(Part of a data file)
##############################
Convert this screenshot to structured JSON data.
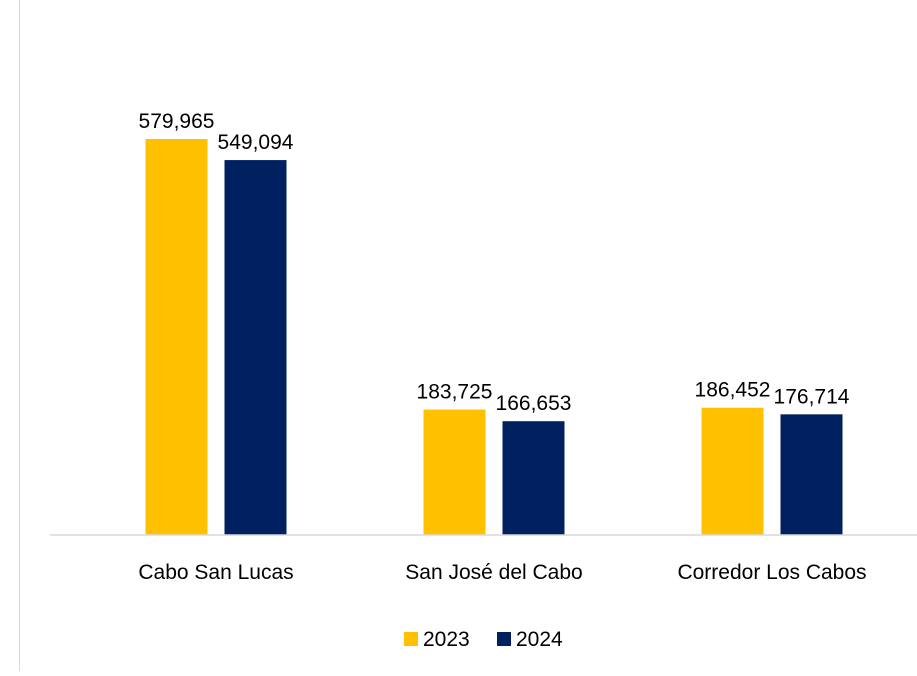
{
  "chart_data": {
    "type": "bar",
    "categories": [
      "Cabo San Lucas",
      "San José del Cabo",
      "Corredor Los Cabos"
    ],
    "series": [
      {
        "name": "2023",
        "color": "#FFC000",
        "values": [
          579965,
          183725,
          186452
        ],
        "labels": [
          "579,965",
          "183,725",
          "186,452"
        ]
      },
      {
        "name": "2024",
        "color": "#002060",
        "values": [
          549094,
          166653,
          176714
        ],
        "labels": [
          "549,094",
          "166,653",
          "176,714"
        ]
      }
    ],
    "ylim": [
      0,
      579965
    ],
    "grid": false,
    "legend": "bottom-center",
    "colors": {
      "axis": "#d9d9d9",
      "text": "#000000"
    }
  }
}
##############################
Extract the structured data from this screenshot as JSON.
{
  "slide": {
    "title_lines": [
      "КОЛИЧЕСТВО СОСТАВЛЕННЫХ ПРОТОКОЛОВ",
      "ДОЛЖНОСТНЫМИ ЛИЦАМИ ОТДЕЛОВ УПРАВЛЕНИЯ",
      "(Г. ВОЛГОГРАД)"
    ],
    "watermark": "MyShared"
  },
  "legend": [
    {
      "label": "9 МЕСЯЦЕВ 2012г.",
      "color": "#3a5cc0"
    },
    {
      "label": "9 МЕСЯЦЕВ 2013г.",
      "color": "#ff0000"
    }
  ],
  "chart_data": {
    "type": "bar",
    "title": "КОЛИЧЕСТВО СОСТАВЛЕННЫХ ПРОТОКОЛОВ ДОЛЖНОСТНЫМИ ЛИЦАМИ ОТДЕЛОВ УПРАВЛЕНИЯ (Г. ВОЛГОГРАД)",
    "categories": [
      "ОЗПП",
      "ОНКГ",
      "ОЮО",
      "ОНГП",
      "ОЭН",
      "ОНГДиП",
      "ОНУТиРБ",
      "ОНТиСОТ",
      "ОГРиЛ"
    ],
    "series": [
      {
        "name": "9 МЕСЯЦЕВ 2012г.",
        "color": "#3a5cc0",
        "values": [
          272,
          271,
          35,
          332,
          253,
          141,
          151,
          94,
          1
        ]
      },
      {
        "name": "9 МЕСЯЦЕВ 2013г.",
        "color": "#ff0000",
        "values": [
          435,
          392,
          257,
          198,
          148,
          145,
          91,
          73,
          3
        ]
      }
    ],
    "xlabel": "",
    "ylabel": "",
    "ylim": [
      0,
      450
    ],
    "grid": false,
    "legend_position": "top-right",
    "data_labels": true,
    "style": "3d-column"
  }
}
##############################
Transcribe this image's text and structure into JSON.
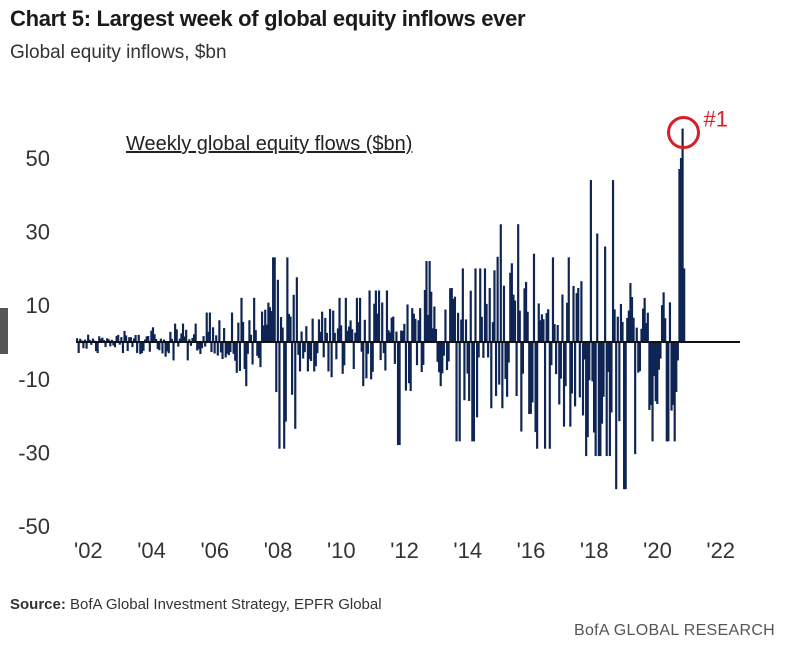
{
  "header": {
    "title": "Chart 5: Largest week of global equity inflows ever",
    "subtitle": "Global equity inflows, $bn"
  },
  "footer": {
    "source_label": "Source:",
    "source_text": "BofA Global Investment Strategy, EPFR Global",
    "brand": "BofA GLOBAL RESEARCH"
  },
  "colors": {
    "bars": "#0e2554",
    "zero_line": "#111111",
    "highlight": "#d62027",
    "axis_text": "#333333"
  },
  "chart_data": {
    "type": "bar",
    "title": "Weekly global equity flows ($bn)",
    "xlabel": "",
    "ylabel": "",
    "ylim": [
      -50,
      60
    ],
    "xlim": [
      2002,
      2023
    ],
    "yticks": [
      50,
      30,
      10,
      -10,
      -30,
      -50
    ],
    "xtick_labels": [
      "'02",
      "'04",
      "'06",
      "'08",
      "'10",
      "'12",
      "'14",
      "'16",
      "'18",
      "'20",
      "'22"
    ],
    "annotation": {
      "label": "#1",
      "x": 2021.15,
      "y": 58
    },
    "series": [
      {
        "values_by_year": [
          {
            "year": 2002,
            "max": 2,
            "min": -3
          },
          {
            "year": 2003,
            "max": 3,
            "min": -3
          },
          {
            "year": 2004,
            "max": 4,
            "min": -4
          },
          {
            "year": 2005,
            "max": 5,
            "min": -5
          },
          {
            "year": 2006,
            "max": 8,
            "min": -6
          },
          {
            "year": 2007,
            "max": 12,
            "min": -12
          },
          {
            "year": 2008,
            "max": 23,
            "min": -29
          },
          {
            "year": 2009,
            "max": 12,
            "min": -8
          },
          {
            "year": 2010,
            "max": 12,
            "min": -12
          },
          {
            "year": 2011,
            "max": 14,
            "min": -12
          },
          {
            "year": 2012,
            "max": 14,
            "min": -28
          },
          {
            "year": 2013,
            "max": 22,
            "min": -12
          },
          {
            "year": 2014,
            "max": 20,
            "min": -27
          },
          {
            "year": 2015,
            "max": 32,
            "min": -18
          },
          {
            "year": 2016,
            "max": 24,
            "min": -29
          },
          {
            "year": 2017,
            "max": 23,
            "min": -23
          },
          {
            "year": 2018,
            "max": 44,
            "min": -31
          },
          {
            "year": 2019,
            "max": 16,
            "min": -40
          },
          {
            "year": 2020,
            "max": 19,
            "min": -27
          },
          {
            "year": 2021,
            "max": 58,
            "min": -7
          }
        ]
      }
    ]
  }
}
##############################
[TO BE DONE] Each line above that holds the string "JSON" should be copied and shown.

[EXERCISE OUTPUT]
Convert this screenshot to structured JSON data.
Extract the structured data from this screenshot as JSON.
Transcribe this image's text and structure into JSON.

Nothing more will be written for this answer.